Written request: Can you print the data exactly and leave out each image?

Listed entries:
↓

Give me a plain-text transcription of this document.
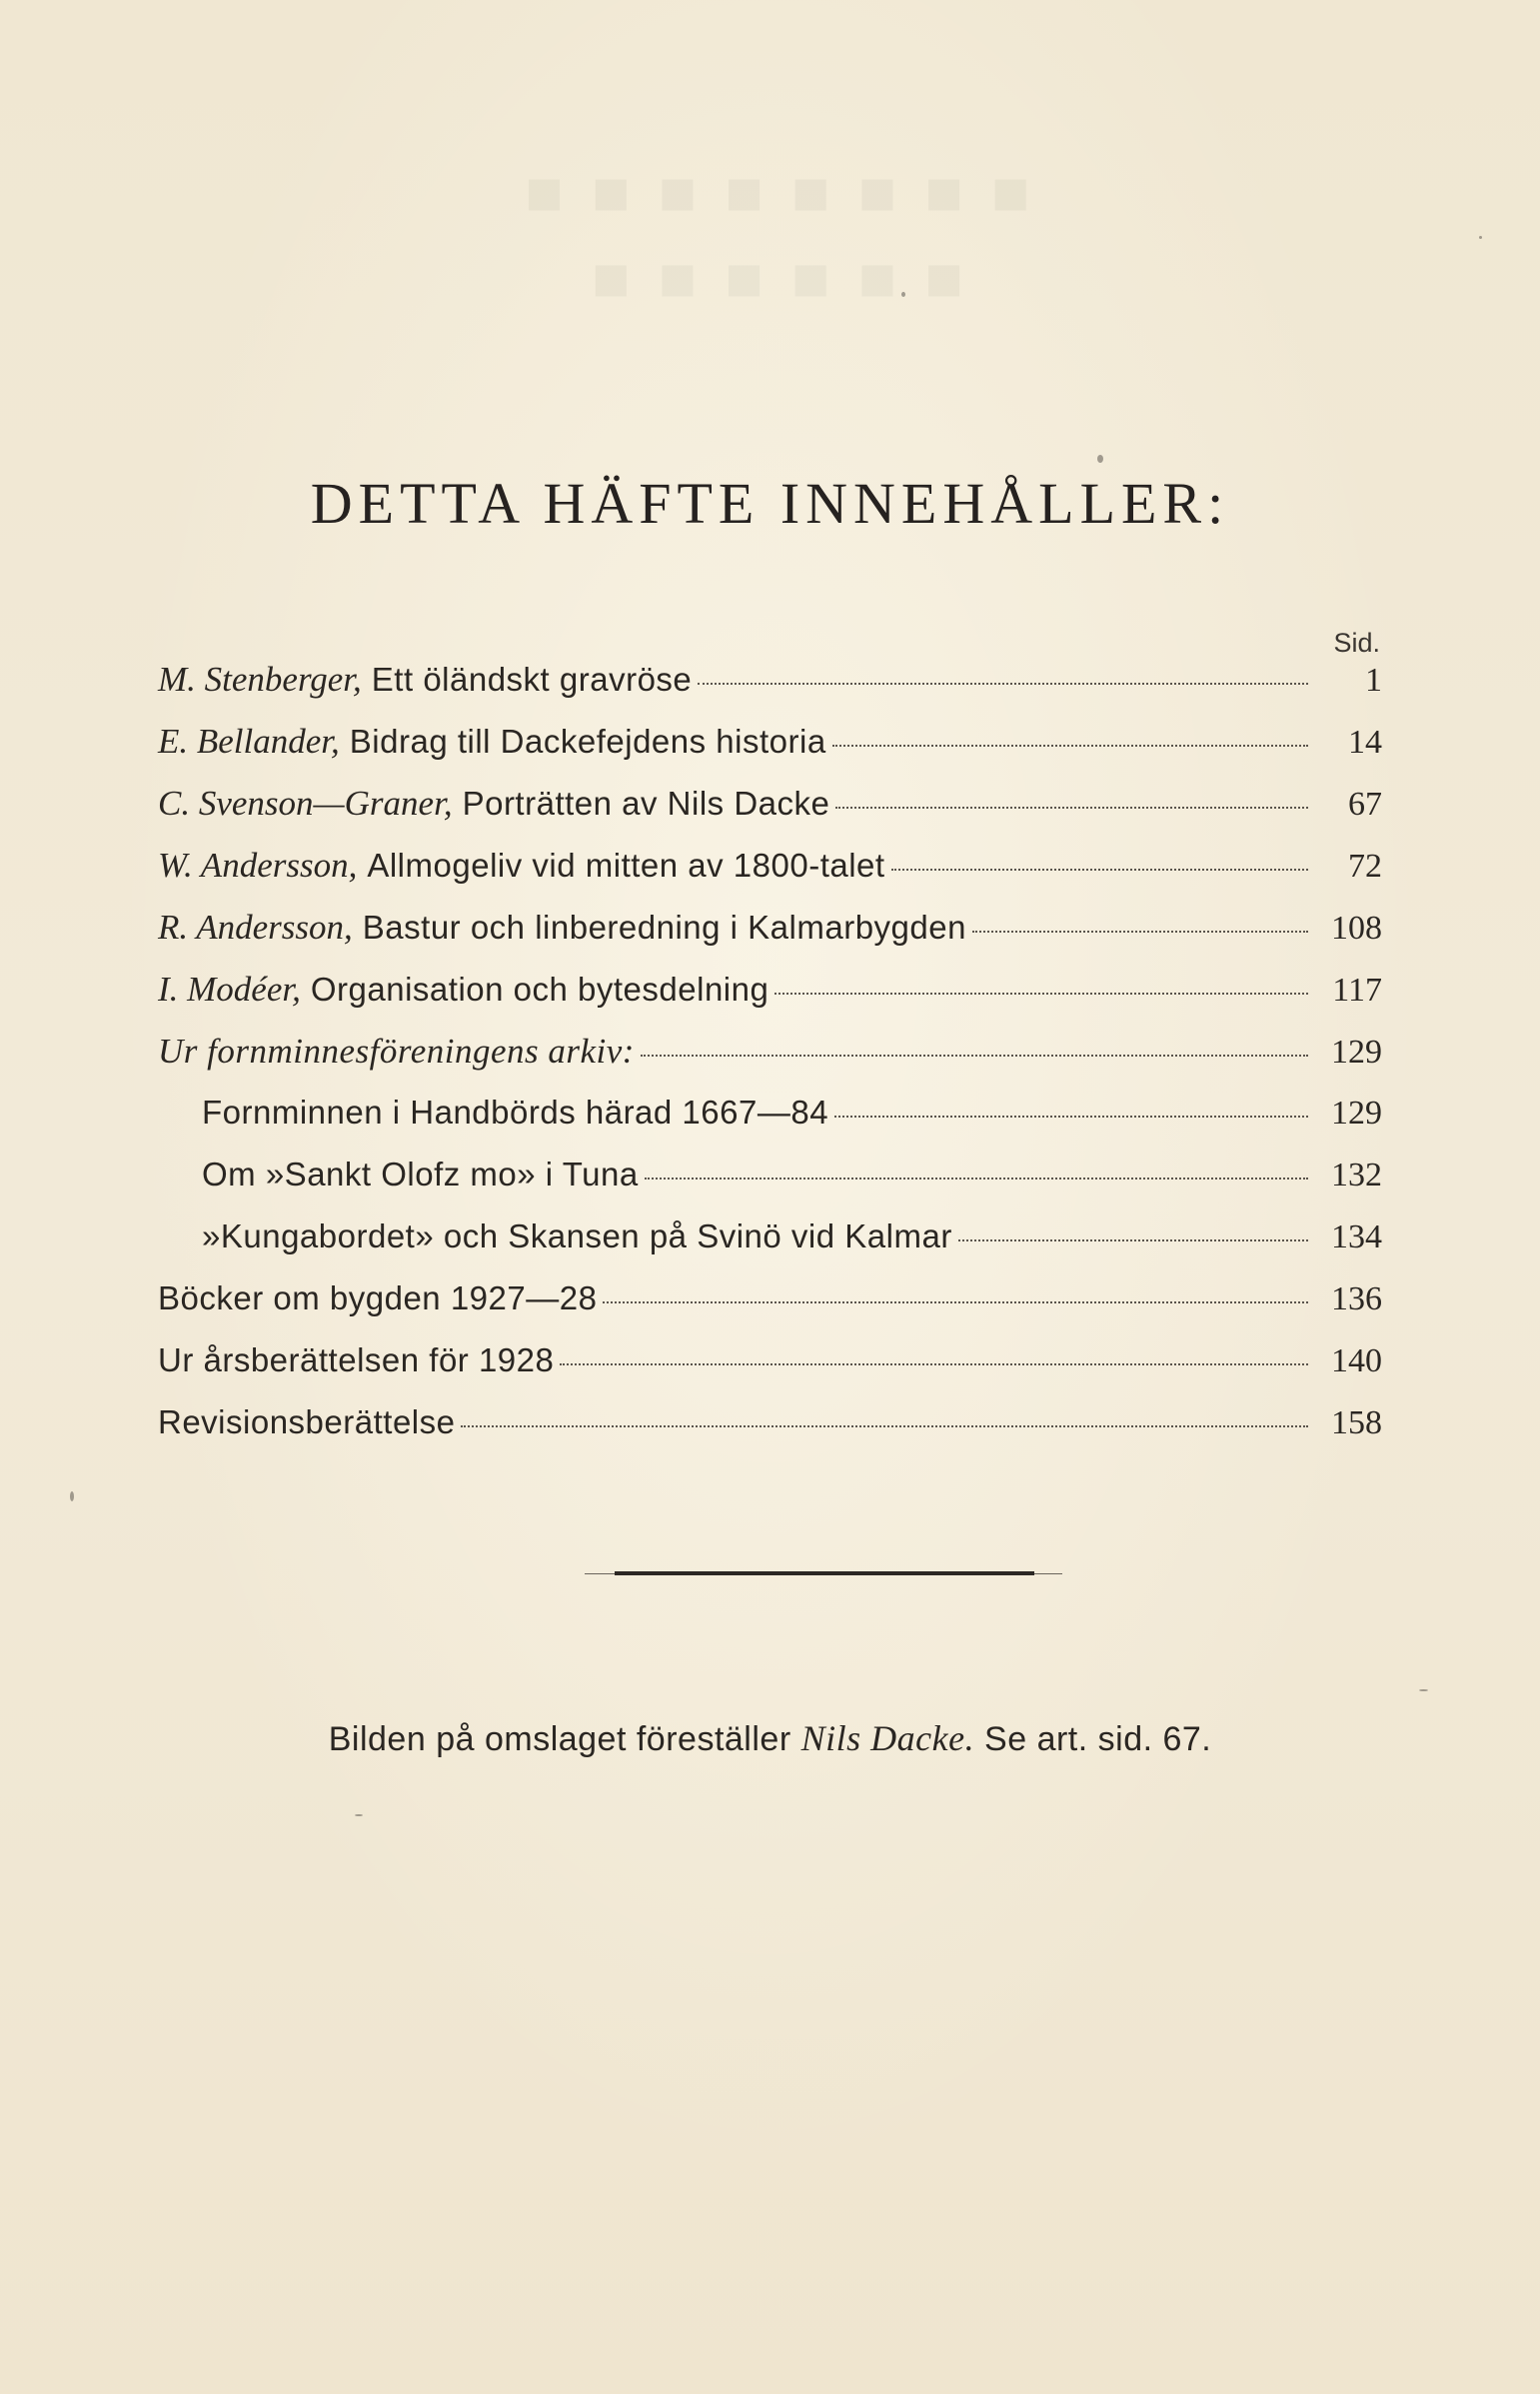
■ ■ ■ ■ ■ ■ ■ ■
■ ■ ■ ■ ■ ■
DETTA HÄFTE INNEHÅLLER:
Sid.
M. Stenberger, Ett öländskt gravröse	1
E. Bellander, Bidrag till Dackefejdens historia	14
C. Svenson—Graner, Porträtten av Nils Dacke	67
W. Andersson, Allmogeliv vid mitten av 1800-talet	72
R. Andersson, Bastur och linberedning i Kalmarbygden	108
I. Modéer, Organisation och bytesdelning	117
Ur fornminnesföreningens arkiv:	129
Fornminnen i Handbörds härad 1667—84	129
Om »Sankt Olofz mo» i Tuna	132
»Kungabordet» och Skansen på Svinö vid Kalmar	134
Böcker om bygden 1927—28	136
Ur årsberättelsen för 1928	140
Revisionsberättelse	158
Bilden på omslaget föreställer Nils Dacke. Se art. sid. 67.
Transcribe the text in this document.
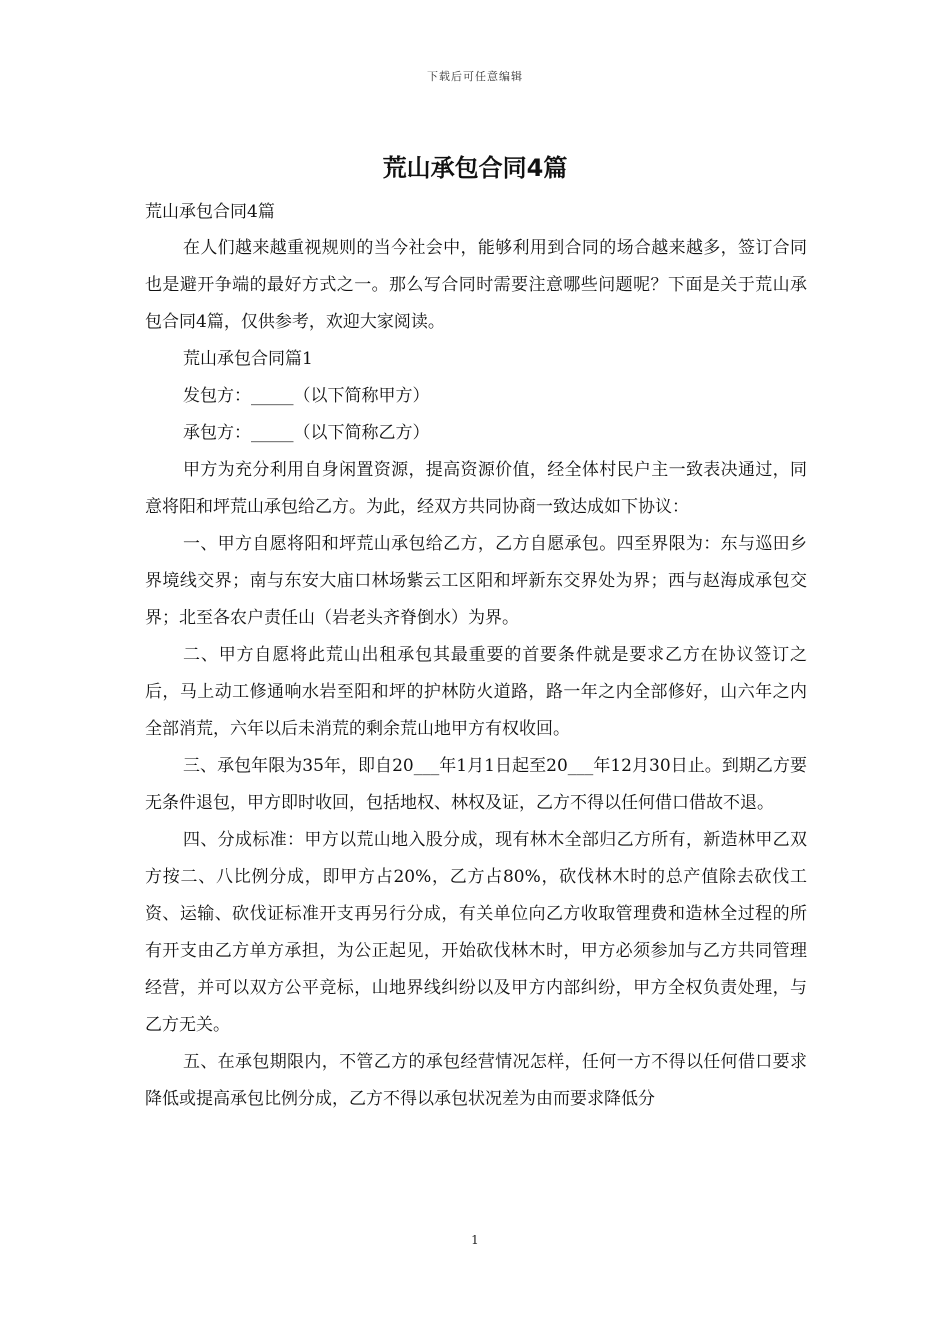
下载后可任意编辑
荒山承包合同4篇

荒山承包合同4篇

在人们越来越重视规则的当今社会中，能够利用到合同的场合越来越多，签订合同也是避开争端的最好方式之一。那么写合同时需要注意哪些问题呢？下面是关于荒山承包合同4篇，仅供参考，欢迎大家阅读。

荒山承包合同篇1

发包方：_____（以下简称甲方）

承包方：_____（以下简称乙方）

甲方为充分利用自身闲置资源，提高资源价值，经全体村民户主一致表决通过，同意将阳和坪荒山承包给乙方。为此，经双方共同协商一致达成如下协议：

一、甲方自愿将阳和坪荒山承包给乙方，乙方自愿承包。四至界限为：东与巡田乡界境线交界；南与东安大庙口林场紫云工区阳和坪新东交界处为界；西与赵海成承包交界；北至各农户责任山（岩老头齐脊倒水）为界。

二、甲方自愿将此荒山出租承包其最重要的首要条件就是要求乙方在协议签订之后，马上动工修通响水岩至阳和坪的护林防火道路，路一年之内全部修好，山六年之内全部消荒，六年以后未消荒的剩余荒山地甲方有权收回。

三、承包年限为35年，即自20___年1月1日起至20___年12月30日止。到期乙方要无条件退包，甲方即时收回，包括地权、林权及证，乙方不得以任何借口借故不退。

四、分成标准：甲方以荒山地入股分成，现有林木全部归乙方所有，新造林甲乙双方按二、八比例分成，即甲方占20%，乙方占80%，砍伐林木时的总产值除去砍伐工资、运输、砍伐证标准开支再另行分成，有关单位向乙方收取管理费和造林全过程的所有开支由乙方单方承担，为公正起见，开始砍伐林木时，甲方必须参加与乙方共同管理经营，并可以双方公平竞标，山地界线纠纷以及甲方内部纠纷，甲方全权负责处理，与乙方无关。

五、在承包期限内，不管乙方的承包经营情况怎样，任何一方不得以任何借口要求降低或提高承包比例分成，乙方不得以承包状况差为由而要求降低分

1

↑

Solution:
Give me a plain-text transcription of this document.
■ ■ ■ ■ ■ ■ ■ ■
■ ■ ■ ■ ■ ■
DETTA HÄFTE INNEHÅLLER:
Sid.
M. Stenberger, Ett öländskt gravröse	1
E. Bellander, Bidrag till Dackefejdens historia	14
C. Svenson—Graner, Porträtten av Nils Dacke	67
W. Andersson, Allmogeliv vid mitten av 1800-talet	72
R. Andersson, Bastur och linberedning i Kalmarbygden	108
I. Modéer, Organisation och bytesdelning	117
Ur fornminnesföreningens arkiv:	129
Fornminnen i Handbörds härad 1667—84	129
Om »Sankt Olofz mo» i Tuna	132
»Kungabordet» och Skansen på Svinö vid Kalmar	134
Böcker om bygden 1927—28	136
Ur årsberättelsen för 1928	140
Revisionsberättelse	158
Bilden på omslaget föreställer Nils Dacke. Se art. sid. 67.
Transcribe the text in this document.
下载后可任意编辑
荒山承包合同4篇

荒山承包合同4篇

在人们越来越重视规则的当今社会中，能够利用到合同的场合越来越多，签订合同也是避开争端的最好方式之一。那么写合同时需要注意哪些问题呢？下面是关于荒山承包合同4篇，仅供参考，欢迎大家阅读。

荒山承包合同篇1

发包方：_____（以下简称甲方）

承包方：_____（以下简称乙方）

甲方为充分利用自身闲置资源，提高资源价值，经全体村民户主一致表决通过，同意将阳和坪荒山承包给乙方。为此，经双方共同协商一致达成如下协议：

一、甲方自愿将阳和坪荒山承包给乙方，乙方自愿承包。四至界限为：东与巡田乡界境线交界；南与东安大庙口林场紫云工区阳和坪新东交界处为界；西与赵海成承包交界；北至各农户责任山（岩老头齐脊倒水）为界。

二、甲方自愿将此荒山出租承包其最重要的首要条件就是要求乙方在协议签订之后，马上动工修通响水岩至阳和坪的护林防火道路，路一年之内全部修好，山六年之内全部消荒，六年以后未消荒的剩余荒山地甲方有权收回。

三、承包年限为35年，即自20___年1月1日起至20___年12月30日止。到期乙方要无条件退包，甲方即时收回，包括地权、林权及证，乙方不得以任何借口借故不退。

四、分成标准：甲方以荒山地入股分成，现有林木全部归乙方所有，新造林甲乙双方按二、八比例分成，即甲方占20%，乙方占80%，砍伐林木时的总产值除去砍伐工资、运输、砍伐证标准开支再另行分成，有关单位向乙方收取管理费和造林全过程的所有开支由乙方单方承担，为公正起见，开始砍伐林木时，甲方必须参加与乙方共同管理经营，并可以双方公平竞标，山地界线纠纷以及甲方内部纠纷，甲方全权负责处理，与乙方无关。

五、在承包期限内，不管乙方的承包经营情况怎样，任何一方不得以任何借口要求降低或提高承包比例分成，乙方不得以承包状况差为由而要求降低分

1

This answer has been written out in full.